» **Your goal**: Return all lines from the listing below in which the string "Ramón" occurs.

# START OF Supplied records

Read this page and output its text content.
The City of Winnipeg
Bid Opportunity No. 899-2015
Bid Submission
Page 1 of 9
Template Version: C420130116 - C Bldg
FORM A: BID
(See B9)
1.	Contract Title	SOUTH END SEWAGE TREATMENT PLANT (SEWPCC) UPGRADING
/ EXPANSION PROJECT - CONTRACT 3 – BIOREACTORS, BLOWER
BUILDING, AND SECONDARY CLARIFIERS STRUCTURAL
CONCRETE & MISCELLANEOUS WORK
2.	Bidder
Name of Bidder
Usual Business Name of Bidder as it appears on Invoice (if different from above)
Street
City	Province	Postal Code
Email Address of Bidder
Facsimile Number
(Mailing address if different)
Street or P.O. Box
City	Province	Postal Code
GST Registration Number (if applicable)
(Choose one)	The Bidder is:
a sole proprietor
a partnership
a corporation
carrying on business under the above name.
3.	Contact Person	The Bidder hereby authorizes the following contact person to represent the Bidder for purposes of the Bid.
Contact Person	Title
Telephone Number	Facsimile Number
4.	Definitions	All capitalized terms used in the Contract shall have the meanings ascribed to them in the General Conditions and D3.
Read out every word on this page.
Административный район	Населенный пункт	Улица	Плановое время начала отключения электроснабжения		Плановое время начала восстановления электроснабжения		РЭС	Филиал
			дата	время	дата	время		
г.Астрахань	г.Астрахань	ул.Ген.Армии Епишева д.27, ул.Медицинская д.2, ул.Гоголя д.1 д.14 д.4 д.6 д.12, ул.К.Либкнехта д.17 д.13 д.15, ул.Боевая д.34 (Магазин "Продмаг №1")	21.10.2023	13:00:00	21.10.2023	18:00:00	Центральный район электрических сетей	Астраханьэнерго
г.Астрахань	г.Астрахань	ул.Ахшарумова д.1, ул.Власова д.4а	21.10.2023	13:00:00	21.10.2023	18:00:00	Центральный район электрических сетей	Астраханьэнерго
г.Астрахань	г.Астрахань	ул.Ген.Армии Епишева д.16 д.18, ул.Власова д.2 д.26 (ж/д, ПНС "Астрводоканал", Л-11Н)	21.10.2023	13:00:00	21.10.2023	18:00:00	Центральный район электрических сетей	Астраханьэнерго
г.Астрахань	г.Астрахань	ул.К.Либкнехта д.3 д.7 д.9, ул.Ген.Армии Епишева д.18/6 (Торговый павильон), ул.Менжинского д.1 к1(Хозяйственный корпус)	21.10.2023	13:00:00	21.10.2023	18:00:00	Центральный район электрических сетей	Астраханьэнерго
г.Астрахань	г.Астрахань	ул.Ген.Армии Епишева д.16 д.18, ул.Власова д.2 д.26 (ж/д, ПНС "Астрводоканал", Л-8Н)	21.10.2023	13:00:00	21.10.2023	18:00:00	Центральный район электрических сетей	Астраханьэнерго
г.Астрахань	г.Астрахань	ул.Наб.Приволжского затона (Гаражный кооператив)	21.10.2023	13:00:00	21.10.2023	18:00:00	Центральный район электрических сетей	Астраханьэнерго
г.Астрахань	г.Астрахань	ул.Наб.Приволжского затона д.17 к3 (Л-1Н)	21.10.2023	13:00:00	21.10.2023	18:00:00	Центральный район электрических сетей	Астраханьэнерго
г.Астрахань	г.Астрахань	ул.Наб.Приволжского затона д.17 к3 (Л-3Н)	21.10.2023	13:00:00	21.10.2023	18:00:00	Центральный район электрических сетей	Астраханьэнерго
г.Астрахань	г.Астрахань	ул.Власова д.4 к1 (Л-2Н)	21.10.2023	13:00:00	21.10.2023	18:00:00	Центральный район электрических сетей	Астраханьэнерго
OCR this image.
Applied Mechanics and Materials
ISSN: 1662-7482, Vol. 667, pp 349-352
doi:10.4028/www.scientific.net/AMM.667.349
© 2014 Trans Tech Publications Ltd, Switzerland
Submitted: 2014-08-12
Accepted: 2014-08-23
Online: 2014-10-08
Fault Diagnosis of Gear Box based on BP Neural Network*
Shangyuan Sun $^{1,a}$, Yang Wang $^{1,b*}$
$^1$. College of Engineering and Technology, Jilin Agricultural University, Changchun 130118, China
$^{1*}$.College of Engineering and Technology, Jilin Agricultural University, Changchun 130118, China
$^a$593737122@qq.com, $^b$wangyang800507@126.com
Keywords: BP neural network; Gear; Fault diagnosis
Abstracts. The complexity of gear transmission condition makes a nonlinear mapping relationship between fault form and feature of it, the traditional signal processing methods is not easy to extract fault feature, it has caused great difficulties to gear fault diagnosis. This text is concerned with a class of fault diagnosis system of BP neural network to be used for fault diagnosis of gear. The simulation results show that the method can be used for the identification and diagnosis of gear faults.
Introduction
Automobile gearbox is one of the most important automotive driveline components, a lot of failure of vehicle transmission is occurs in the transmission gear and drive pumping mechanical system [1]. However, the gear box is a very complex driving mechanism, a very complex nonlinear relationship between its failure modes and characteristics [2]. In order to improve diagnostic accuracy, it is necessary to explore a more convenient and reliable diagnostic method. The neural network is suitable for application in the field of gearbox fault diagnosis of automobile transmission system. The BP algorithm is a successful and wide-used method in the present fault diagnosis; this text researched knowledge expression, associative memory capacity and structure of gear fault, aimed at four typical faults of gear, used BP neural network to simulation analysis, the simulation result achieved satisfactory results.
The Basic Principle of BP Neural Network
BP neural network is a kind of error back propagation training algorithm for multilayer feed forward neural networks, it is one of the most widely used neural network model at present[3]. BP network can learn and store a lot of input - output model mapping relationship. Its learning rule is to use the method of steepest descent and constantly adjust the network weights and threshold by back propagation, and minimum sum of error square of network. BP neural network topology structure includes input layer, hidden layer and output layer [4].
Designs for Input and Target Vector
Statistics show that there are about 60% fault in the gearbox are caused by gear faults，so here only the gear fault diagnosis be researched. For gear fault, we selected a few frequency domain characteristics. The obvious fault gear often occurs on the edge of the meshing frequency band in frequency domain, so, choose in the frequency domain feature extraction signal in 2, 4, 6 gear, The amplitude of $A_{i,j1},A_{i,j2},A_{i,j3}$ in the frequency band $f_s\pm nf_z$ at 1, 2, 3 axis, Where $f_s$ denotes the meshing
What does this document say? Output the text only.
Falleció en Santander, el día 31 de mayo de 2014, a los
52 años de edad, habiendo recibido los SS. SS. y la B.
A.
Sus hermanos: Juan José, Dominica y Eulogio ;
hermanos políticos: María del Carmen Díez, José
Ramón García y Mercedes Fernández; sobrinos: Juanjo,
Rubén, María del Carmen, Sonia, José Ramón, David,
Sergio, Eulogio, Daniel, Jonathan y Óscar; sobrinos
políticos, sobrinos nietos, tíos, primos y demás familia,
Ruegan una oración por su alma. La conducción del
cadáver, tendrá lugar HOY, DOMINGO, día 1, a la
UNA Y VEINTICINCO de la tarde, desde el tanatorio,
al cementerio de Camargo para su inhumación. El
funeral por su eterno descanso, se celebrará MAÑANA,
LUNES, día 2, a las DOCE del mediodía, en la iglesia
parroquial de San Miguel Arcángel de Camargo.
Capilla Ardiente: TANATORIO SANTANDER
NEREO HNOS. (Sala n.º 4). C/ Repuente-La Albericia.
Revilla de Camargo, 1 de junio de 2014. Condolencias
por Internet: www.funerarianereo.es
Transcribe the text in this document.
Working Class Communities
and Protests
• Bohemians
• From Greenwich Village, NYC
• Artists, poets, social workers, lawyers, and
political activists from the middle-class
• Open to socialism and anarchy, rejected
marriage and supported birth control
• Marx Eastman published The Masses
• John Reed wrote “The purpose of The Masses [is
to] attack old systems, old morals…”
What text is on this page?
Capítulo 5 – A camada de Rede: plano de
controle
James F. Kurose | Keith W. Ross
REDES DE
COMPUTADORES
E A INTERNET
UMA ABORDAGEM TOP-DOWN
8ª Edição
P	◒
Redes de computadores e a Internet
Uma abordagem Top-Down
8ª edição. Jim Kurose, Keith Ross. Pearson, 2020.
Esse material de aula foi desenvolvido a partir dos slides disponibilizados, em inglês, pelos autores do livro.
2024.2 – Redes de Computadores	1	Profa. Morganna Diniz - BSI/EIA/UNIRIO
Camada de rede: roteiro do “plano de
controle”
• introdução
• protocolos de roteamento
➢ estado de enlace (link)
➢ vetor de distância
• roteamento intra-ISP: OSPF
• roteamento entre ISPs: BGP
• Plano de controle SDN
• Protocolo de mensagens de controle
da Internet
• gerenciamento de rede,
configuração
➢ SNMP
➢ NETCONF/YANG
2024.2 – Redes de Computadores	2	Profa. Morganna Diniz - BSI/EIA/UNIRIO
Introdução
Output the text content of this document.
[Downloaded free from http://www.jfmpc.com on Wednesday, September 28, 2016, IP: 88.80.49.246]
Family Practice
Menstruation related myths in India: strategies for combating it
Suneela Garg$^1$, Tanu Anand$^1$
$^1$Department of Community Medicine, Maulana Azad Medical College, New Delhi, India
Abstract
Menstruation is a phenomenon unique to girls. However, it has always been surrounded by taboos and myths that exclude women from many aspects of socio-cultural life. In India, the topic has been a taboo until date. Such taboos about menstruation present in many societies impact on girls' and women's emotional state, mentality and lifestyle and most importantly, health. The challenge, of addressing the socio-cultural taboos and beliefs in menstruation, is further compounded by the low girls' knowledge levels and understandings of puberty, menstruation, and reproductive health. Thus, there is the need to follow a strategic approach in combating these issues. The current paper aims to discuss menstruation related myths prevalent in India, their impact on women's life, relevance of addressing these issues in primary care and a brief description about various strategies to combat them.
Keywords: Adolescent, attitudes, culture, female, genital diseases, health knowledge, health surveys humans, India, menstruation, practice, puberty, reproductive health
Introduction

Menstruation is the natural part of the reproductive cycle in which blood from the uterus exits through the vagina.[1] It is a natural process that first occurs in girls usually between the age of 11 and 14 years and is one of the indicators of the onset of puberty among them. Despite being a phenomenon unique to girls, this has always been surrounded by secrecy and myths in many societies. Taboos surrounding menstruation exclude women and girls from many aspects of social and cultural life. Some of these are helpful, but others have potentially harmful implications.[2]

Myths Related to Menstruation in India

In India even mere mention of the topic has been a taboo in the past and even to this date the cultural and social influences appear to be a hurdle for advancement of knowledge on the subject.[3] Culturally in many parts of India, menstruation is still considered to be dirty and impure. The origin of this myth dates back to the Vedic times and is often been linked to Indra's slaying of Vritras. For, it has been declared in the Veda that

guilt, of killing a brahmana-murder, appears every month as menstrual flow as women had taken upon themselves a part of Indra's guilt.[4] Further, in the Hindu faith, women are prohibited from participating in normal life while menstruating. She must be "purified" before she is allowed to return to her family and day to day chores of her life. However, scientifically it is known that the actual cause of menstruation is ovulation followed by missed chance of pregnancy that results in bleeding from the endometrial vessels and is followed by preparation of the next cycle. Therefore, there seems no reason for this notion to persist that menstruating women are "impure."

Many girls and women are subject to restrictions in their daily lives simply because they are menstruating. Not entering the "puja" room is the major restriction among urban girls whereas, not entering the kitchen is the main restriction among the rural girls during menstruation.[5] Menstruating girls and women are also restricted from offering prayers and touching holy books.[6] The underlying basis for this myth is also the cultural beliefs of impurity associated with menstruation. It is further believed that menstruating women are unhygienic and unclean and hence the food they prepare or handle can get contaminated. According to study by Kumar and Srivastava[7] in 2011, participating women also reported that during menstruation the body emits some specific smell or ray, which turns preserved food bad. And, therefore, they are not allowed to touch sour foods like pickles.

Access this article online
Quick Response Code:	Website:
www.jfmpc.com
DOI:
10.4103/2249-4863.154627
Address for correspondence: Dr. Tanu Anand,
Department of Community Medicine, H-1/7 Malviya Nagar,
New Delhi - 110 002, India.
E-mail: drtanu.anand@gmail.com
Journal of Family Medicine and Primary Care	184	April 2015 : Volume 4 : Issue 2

# END OF Supplied records

» **Complete response**:
Ramón García y Mercedes Fernández; sobrinos: Juanjo,
Rubén, María del Carmen, Sonia, José Ramón, David,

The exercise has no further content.